Extracted data entries:
━━━━
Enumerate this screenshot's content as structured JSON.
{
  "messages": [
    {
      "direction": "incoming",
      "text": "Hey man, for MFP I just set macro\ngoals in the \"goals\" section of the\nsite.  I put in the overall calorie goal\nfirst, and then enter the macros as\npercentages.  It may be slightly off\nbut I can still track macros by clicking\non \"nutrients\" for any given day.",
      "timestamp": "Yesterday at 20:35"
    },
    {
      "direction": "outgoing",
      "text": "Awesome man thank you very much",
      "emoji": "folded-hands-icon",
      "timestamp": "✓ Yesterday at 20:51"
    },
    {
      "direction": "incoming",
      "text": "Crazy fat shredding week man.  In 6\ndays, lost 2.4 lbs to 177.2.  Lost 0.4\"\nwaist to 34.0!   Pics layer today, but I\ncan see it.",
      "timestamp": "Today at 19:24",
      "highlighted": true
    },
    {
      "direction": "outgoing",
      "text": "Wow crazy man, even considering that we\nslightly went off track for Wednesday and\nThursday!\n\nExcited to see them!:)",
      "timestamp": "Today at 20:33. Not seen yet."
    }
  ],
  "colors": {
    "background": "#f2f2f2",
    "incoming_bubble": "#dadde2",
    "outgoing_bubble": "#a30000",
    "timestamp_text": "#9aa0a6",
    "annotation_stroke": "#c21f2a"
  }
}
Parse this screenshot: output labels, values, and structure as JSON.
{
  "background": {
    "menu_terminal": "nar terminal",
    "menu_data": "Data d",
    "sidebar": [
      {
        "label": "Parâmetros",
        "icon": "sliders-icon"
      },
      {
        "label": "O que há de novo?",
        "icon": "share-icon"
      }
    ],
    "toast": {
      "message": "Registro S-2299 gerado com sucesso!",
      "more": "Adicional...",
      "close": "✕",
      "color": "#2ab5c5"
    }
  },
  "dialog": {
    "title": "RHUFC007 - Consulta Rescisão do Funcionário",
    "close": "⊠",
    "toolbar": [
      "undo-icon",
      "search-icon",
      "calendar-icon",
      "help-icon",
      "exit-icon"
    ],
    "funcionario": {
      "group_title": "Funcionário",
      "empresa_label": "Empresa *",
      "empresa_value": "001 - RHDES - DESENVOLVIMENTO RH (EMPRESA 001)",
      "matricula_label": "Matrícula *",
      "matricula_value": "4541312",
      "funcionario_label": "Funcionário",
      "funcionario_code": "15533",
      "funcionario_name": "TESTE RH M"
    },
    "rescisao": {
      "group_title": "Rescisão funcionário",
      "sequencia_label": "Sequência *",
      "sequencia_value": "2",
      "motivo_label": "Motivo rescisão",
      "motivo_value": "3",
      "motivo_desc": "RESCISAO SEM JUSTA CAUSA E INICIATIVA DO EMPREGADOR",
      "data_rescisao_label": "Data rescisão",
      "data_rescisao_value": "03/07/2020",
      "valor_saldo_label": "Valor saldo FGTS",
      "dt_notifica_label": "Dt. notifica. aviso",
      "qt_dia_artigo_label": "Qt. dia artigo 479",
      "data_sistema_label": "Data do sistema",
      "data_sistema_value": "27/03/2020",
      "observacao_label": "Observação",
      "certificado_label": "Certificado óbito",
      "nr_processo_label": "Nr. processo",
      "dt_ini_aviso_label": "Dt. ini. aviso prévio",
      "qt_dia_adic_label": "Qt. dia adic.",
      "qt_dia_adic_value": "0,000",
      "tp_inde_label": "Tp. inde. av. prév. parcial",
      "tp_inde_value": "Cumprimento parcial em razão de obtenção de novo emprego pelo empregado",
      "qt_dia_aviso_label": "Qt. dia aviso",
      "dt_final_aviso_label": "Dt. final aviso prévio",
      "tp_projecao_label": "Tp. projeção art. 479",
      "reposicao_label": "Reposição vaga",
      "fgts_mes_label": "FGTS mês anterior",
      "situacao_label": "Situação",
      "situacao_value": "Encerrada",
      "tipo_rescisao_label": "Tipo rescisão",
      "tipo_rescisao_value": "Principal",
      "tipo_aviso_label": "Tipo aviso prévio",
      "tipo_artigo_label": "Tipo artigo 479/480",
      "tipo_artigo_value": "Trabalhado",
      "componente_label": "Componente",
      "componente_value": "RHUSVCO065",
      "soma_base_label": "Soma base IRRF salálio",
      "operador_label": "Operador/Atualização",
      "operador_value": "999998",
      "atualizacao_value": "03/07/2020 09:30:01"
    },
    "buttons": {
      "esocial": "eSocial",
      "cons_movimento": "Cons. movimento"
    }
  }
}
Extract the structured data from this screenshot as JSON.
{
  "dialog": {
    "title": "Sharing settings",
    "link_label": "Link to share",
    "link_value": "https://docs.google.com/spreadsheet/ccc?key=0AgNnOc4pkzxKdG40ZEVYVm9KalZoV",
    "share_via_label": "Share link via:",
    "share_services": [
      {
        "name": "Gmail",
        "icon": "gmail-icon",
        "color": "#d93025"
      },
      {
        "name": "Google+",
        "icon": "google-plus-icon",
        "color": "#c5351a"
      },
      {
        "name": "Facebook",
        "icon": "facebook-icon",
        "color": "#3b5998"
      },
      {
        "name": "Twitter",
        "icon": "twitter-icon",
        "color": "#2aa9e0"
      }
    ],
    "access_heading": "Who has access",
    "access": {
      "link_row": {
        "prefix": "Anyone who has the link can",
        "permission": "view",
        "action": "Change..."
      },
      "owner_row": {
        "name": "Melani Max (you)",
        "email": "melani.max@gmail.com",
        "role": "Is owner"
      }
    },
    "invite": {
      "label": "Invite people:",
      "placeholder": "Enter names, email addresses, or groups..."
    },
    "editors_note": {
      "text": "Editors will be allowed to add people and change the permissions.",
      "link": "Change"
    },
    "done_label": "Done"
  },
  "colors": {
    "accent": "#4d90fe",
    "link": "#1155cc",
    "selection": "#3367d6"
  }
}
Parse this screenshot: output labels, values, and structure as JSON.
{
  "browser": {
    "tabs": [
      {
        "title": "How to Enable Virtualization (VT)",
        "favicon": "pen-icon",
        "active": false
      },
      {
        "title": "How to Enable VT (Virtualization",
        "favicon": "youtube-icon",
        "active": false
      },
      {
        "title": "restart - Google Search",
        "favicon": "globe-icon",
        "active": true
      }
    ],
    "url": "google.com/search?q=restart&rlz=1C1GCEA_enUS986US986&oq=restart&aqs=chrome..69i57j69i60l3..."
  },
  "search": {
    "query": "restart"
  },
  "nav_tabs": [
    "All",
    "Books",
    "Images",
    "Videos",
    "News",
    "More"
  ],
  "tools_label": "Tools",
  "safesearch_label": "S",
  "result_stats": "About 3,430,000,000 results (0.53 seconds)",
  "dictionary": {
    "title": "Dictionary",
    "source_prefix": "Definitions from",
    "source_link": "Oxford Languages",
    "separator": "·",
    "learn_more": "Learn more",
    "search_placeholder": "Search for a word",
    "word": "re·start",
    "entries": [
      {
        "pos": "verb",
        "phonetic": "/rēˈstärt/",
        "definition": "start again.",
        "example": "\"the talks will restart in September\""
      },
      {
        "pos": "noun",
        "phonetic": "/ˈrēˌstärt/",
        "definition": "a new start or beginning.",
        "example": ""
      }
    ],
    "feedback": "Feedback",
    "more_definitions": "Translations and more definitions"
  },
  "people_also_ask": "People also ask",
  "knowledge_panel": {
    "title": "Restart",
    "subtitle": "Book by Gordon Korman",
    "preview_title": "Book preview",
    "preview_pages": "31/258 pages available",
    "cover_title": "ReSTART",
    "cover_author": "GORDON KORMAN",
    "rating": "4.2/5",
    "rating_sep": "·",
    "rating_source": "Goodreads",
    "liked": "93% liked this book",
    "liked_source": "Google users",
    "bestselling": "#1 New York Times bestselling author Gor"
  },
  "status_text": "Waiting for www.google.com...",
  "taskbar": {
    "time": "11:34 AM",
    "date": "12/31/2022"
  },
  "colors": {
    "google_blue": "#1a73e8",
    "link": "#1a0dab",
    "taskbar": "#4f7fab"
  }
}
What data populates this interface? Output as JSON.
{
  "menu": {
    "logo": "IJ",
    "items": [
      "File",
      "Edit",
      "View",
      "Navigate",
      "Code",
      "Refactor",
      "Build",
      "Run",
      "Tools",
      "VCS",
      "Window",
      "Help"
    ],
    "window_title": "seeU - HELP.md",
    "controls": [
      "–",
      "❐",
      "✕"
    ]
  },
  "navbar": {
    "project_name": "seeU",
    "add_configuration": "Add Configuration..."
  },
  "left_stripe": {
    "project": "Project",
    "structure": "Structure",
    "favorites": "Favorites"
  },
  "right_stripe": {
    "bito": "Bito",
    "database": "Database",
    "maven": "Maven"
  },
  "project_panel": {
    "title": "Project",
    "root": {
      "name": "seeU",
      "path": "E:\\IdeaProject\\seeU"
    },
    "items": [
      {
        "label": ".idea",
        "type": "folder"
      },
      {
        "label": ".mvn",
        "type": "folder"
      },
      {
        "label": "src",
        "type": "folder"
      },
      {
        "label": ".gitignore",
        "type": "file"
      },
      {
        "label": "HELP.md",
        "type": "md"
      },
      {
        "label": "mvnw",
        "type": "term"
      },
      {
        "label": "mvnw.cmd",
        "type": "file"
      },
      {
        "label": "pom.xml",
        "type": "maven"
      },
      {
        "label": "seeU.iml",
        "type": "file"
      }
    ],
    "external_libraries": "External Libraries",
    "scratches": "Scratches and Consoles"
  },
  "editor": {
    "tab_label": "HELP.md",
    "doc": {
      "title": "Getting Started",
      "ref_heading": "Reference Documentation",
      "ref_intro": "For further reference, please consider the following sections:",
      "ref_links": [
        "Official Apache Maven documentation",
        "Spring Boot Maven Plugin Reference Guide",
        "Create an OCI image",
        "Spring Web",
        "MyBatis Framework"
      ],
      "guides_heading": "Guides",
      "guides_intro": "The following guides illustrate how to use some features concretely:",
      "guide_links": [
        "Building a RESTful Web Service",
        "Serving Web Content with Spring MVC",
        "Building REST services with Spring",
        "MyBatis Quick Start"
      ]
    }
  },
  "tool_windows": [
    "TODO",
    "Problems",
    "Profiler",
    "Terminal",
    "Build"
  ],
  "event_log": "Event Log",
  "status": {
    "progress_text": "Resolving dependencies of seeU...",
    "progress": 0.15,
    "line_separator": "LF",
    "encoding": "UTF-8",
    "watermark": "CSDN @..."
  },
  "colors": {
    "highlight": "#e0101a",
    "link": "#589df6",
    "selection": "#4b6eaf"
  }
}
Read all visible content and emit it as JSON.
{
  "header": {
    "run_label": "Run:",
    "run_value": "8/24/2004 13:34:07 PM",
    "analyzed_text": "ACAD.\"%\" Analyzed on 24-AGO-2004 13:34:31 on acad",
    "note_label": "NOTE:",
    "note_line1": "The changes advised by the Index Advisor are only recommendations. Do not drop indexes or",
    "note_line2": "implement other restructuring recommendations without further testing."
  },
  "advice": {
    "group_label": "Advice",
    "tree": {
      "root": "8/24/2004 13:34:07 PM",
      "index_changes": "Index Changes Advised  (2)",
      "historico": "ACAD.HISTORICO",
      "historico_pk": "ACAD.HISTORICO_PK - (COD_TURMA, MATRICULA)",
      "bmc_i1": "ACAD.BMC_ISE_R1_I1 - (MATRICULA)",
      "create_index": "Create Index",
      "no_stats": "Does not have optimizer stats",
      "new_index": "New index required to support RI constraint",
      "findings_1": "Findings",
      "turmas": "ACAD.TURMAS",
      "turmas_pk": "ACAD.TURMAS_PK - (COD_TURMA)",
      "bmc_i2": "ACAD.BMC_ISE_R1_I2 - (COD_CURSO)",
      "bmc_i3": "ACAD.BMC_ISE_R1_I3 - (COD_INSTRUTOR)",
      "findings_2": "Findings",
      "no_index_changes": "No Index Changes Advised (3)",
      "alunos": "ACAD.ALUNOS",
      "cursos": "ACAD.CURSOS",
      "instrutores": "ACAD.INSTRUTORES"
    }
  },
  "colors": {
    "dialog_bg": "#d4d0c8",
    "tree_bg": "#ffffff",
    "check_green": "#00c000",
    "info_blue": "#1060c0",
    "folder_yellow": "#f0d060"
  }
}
━━━━
• **Work to complete**: Among the entries, how many lines include the word "phonetic"? Answer with a single number and nothing further.

• **Response to this exercise**: 2